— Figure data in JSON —
[Start]
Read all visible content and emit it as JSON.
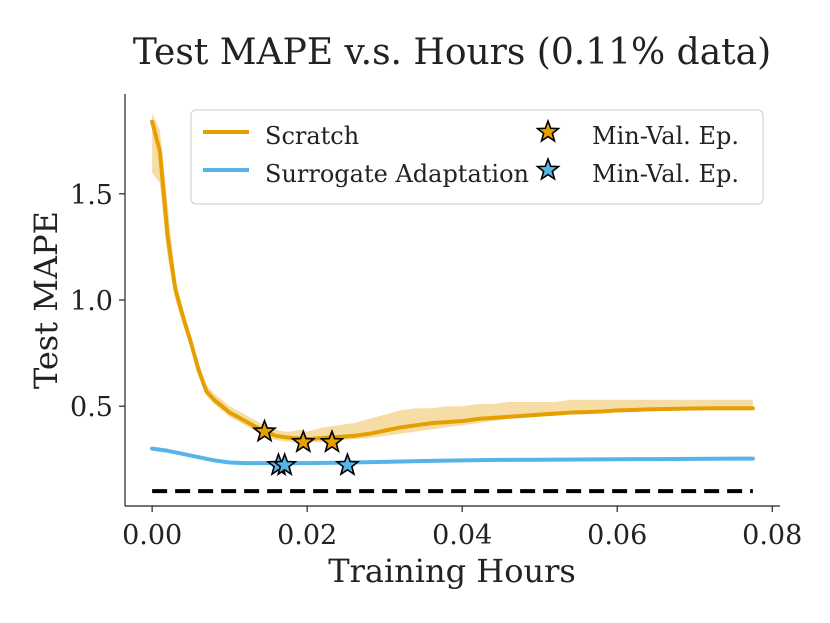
{
  "chart_data": {
    "type": "line",
    "title": "Test MAPE v.s. Hours (0.11% data)",
    "xlabel": "Training Hours",
    "ylabel": "Test MAPE",
    "xlim": [
      -0.0035,
      0.081
    ],
    "ylim": [
      0.03,
      1.97
    ],
    "xticks": [
      0.0,
      0.02,
      0.04,
      0.06,
      0.08
    ],
    "xtick_labels": [
      "0.00",
      "0.02",
      "0.04",
      "0.06",
      "0.08"
    ],
    "yticks": [
      0.5,
      1.0,
      1.5
    ],
    "ytick_labels": [
      "0.5",
      "1.0",
      "1.5"
    ],
    "legend_location": "top",
    "series": [
      {
        "name": "Scratch",
        "color": "#E69F00",
        "x": [
          0.0,
          0.001,
          0.002,
          0.003,
          0.004,
          0.005,
          0.006,
          0.007,
          0.008,
          0.009,
          0.01,
          0.011,
          0.012,
          0.013,
          0.014,
          0.015,
          0.016,
          0.017,
          0.018,
          0.019,
          0.02,
          0.022,
          0.024,
          0.026,
          0.028,
          0.03,
          0.032,
          0.034,
          0.036,
          0.038,
          0.04,
          0.042,
          0.044,
          0.046,
          0.048,
          0.05,
          0.052,
          0.054,
          0.056,
          0.058,
          0.06,
          0.062,
          0.064,
          0.066,
          0.068,
          0.07,
          0.072,
          0.074,
          0.076,
          0.0775
        ],
        "y": [
          1.84,
          1.7,
          1.3,
          1.05,
          0.92,
          0.8,
          0.67,
          0.57,
          0.53,
          0.5,
          0.47,
          0.45,
          0.43,
          0.41,
          0.39,
          0.375,
          0.36,
          0.355,
          0.35,
          0.348,
          0.345,
          0.35,
          0.355,
          0.36,
          0.37,
          0.385,
          0.4,
          0.41,
          0.42,
          0.425,
          0.43,
          0.44,
          0.445,
          0.45,
          0.455,
          0.46,
          0.465,
          0.47,
          0.472,
          0.475,
          0.48,
          0.482,
          0.485,
          0.487,
          0.488,
          0.489,
          0.49,
          0.49,
          0.49,
          0.49
        ],
        "band_upper": [
          1.88,
          1.8,
          1.45,
          1.1,
          0.95,
          0.83,
          0.7,
          0.6,
          0.56,
          0.53,
          0.5,
          0.48,
          0.46,
          0.44,
          0.42,
          0.4,
          0.39,
          0.38,
          0.38,
          0.39,
          0.38,
          0.4,
          0.41,
          0.42,
          0.44,
          0.46,
          0.48,
          0.49,
          0.49,
          0.5,
          0.5,
          0.51,
          0.51,
          0.52,
          0.52,
          0.52,
          0.52,
          0.53,
          0.53,
          0.53,
          0.53,
          0.53,
          0.53,
          0.53,
          0.53,
          0.53,
          0.53,
          0.53,
          0.53,
          0.53
        ],
        "band_lower": [
          1.6,
          1.55,
          1.2,
          1.0,
          0.88,
          0.77,
          0.64,
          0.55,
          0.51,
          0.48,
          0.45,
          0.43,
          0.41,
          0.39,
          0.37,
          0.35,
          0.34,
          0.335,
          0.33,
          0.33,
          0.33,
          0.33,
          0.34,
          0.345,
          0.35,
          0.36,
          0.37,
          0.38,
          0.39,
          0.4,
          0.41,
          0.42,
          0.43,
          0.44,
          0.445,
          0.45,
          0.455,
          0.46,
          0.465,
          0.47,
          0.47,
          0.475,
          0.48,
          0.48,
          0.48,
          0.48,
          0.48,
          0.48,
          0.48,
          0.48
        ],
        "min_val_epochs": [
          [
            0.0145,
            0.38
          ],
          [
            0.0195,
            0.33
          ],
          [
            0.0232,
            0.33
          ]
        ]
      },
      {
        "name": "Surrogate Adaptation",
        "color": "#56B4E9",
        "x": [
          0.0,
          0.002,
          0.004,
          0.006,
          0.008,
          0.01,
          0.012,
          0.014,
          0.016,
          0.018,
          0.02,
          0.025,
          0.03,
          0.035,
          0.04,
          0.045,
          0.05,
          0.055,
          0.06,
          0.065,
          0.07,
          0.075,
          0.0775
        ],
        "y": [
          0.3,
          0.29,
          0.275,
          0.26,
          0.245,
          0.235,
          0.232,
          0.232,
          0.232,
          0.232,
          0.232,
          0.234,
          0.238,
          0.242,
          0.245,
          0.247,
          0.248,
          0.249,
          0.25,
          0.251,
          0.252,
          0.253,
          0.253
        ],
        "min_val_epochs": [
          [
            0.0163,
            0.222
          ],
          [
            0.0171,
            0.222
          ],
          [
            0.0252,
            0.222
          ]
        ]
      }
    ],
    "reference_line": {
      "y": 0.1,
      "style": "dashed",
      "color": "#000000"
    },
    "legend": [
      {
        "label": "Scratch",
        "kind": "line",
        "color": "#E69F00"
      },
      {
        "label": "Min-Val. Ep.",
        "kind": "star",
        "color": "#E69F00"
      },
      {
        "label": "Surrogate Adaptation",
        "kind": "line",
        "color": "#56B4E9"
      },
      {
        "label": "Min-Val. Ep.",
        "kind": "star",
        "color": "#56B4E9"
      }
    ]
  }
}
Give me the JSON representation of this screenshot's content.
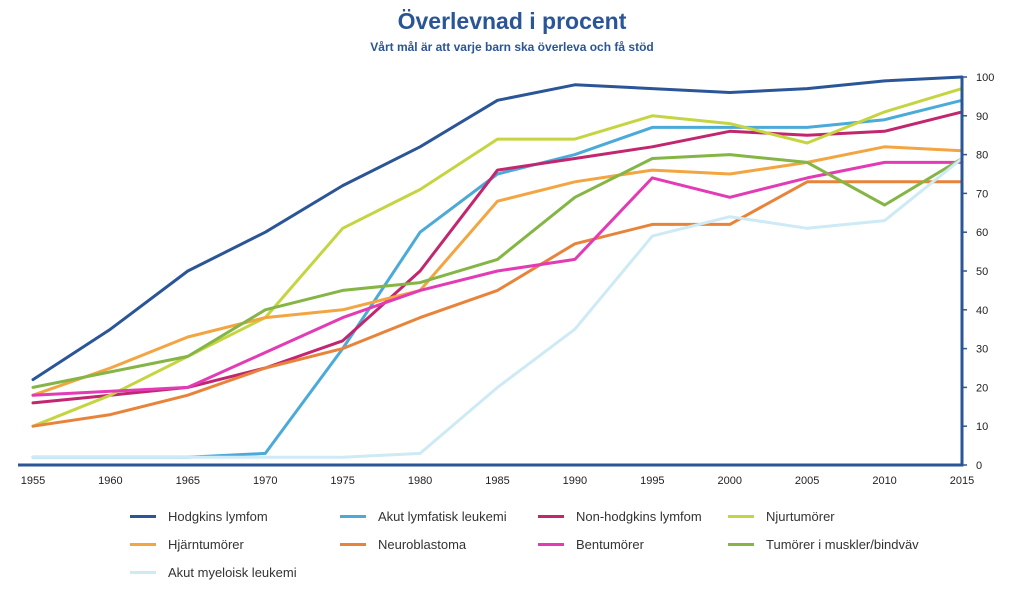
{
  "chart_data": {
    "type": "line",
    "title": "Överlevnad i procent",
    "subtitle": "Vårt mål är att varje barn ska överleva och få stöd",
    "xlabel": "",
    "ylabel": "",
    "x": [
      1955,
      1960,
      1965,
      1970,
      1975,
      1980,
      1985,
      1990,
      1995,
      2000,
      2005,
      2010,
      2015
    ],
    "x_tick_labels": [
      "1955",
      "1960",
      "1965",
      "1970",
      "1975",
      "1980",
      "1985",
      "1990",
      "1995",
      "2000",
      "2005",
      "2010",
      "2015"
    ],
    "ylim": [
      0,
      100
    ],
    "y_ticks": [
      "0",
      "10",
      "20",
      "30",
      "40",
      "50",
      "60",
      "70",
      "80",
      "90",
      "100"
    ],
    "y_axis_position": "right",
    "grid": false,
    "legend_position": "bottom",
    "series": [
      {
        "name": "Hodgkins lymfom",
        "color": "#2a5597",
        "values": [
          22,
          35,
          50,
          60,
          72,
          82,
          94,
          98,
          97,
          96,
          97,
          99,
          100
        ]
      },
      {
        "name": "Akut lymfatisk leukemi",
        "color": "#4baad8",
        "values": [
          2,
          2,
          2,
          3,
          30,
          60,
          75,
          80,
          87,
          87,
          87,
          89,
          94
        ]
      },
      {
        "name": "Non-hodgkins lymfom",
        "color": "#c2266e",
        "values": [
          16,
          18,
          20,
          25,
          32,
          50,
          76,
          79,
          82,
          86,
          85,
          86,
          91
        ]
      },
      {
        "name": "Njurtumörer",
        "color": "#c5d542",
        "values": [
          10,
          18,
          28,
          38,
          61,
          71,
          84,
          84,
          90,
          88,
          83,
          91,
          97
        ]
      },
      {
        "name": "Hjärntumörer",
        "color": "#f2a541",
        "values": [
          18,
          25,
          33,
          38,
          40,
          45,
          68,
          73,
          76,
          75,
          78,
          82,
          81
        ]
      },
      {
        "name": "Neuroblastoma",
        "color": "#e8843a",
        "values": [
          10,
          13,
          18,
          25,
          30,
          38,
          45,
          57,
          62,
          62,
          73,
          73,
          73
        ]
      },
      {
        "name": "Bentumörer",
        "color": "#e23bb5",
        "values": [
          18,
          19,
          20,
          29,
          38,
          45,
          50,
          53,
          74,
          69,
          74,
          78,
          78
        ]
      },
      {
        "name": "Tumörer i muskler/bindväv",
        "color": "#84b545",
        "values": [
          20,
          24,
          28,
          40,
          45,
          47,
          53,
          69,
          79,
          80,
          78,
          67,
          79
        ]
      },
      {
        "name": "Akut myeloisk leukemi",
        "color": "#cdeaf5",
        "values": [
          2,
          2,
          2,
          2,
          2,
          3,
          20,
          35,
          59,
          64,
          61,
          63,
          79
        ]
      }
    ],
    "axis_color": "#2a5597"
  }
}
[End]
Copy out all lines that carry the word "name".

— Task response —
        "name": "Scratch",
        "name": "Surrogate Adaptation",
        "name": "Hodgkins lymfom",
        "name": "Akut lymfatisk leukemi",
        "name": "Non-hodgkins lymfom",
        "name": "Njurtumörer",
        "name": "Hjärntumörer",
        "name": "Neuroblastoma",
        "name": "Bentumörer",
        "name": "Tumörer i muskler/bindväv",
        "name": "Akut myeloisk leukemi",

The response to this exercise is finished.